Work through the material below line by line and say how many lines include the word "list". Only the number, please.

[Data entries]
— start —
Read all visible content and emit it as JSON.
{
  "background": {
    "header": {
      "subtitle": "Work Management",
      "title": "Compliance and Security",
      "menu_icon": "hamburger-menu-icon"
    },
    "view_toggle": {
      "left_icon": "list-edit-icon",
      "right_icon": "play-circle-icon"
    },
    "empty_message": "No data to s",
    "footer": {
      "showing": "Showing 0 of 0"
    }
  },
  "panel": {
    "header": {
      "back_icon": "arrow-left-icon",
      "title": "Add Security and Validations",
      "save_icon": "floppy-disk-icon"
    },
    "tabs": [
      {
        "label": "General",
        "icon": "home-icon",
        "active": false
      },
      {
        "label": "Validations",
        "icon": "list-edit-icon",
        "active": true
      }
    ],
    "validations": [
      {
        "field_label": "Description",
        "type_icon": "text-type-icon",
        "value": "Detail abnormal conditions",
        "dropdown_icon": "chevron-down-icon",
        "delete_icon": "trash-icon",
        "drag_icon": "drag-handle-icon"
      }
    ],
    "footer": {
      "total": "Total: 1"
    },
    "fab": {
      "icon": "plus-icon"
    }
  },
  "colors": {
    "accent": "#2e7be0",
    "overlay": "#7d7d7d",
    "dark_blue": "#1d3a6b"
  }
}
— end —
▶ Solution for this problem: 2